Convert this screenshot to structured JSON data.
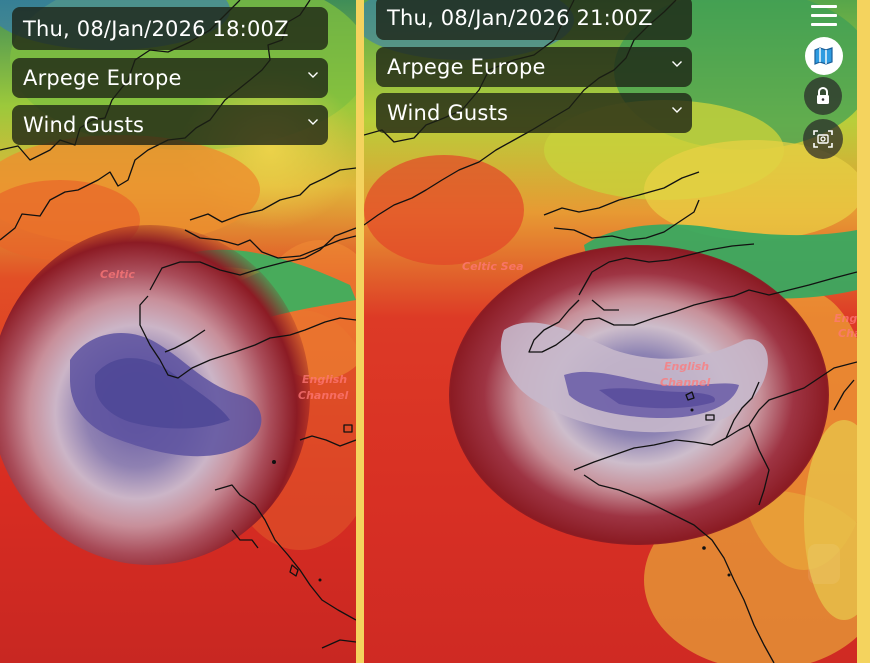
{
  "left_panel": {
    "datetime": "Thu, 08/Jan/2026 18:00Z",
    "model": "Arpege Europe",
    "parameter": "Wind Gusts",
    "labels": {
      "celtic_sea": "Celtic",
      "english_channel_1": "English",
      "english_channel_2": "Channel"
    }
  },
  "right_panel": {
    "datetime": "Thu, 08/Jan/2026 21:00Z",
    "model": "Arpege Europe",
    "parameter": "Wind Gusts",
    "labels": {
      "celtic_sea": "Celtic Sea",
      "english_channel_1": "English",
      "english_channel_2": "Channel",
      "edge_1": "Engl",
      "edge_2": "Cha"
    }
  },
  "toolbar": {
    "icons": [
      "menu-icon",
      "map-layers-icon",
      "lock-icon",
      "screenshot-icon",
      "side-handle-icon"
    ]
  },
  "colors": {
    "divider": "#f4d35e",
    "gust_low": "#36b26a",
    "gust_mid": "#f0d44b",
    "gust_high": "#df2d28",
    "gust_core": "#6d5fa8",
    "overlay_dark": "#1c2114"
  }
}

**Short task**
Return each line from the material above exactly, but not the pictures.

**Solved exercise**
Convert this screenshot to structured JSON data.
{
  "left_panel": {
    "datetime": "Thu, 08/Jan/2026 18:00Z",
    "model": "Arpege Europe",
    "parameter": "Wind Gusts",
    "labels": {
      "celtic_sea": "Celtic",
      "english_channel_1": "English",
      "english_channel_2": "Channel"
    }
  },
  "right_panel": {
    "datetime": "Thu, 08/Jan/2026 21:00Z",
    "model": "Arpege Europe",
    "parameter": "Wind Gusts",
    "labels": {
      "celtic_sea": "Celtic Sea",
      "english_channel_1": "English",
      "english_channel_2": "Channel",
      "edge_1": "Engl",
      "edge_2": "Cha"
    }
  },
  "toolbar": {
    "icons": [
      "menu-icon",
      "map-layers-icon",
      "lock-icon",
      "screenshot-icon",
      "side-handle-icon"
    ]
  },
  "colors": {
    "divider": "#f4d35e",
    "gust_low": "#36b26a",
    "gust_mid": "#f0d44b",
    "gust_high": "#df2d28",
    "gust_core": "#6d5fa8",
    "overlay_dark": "#1c2114"
  }
}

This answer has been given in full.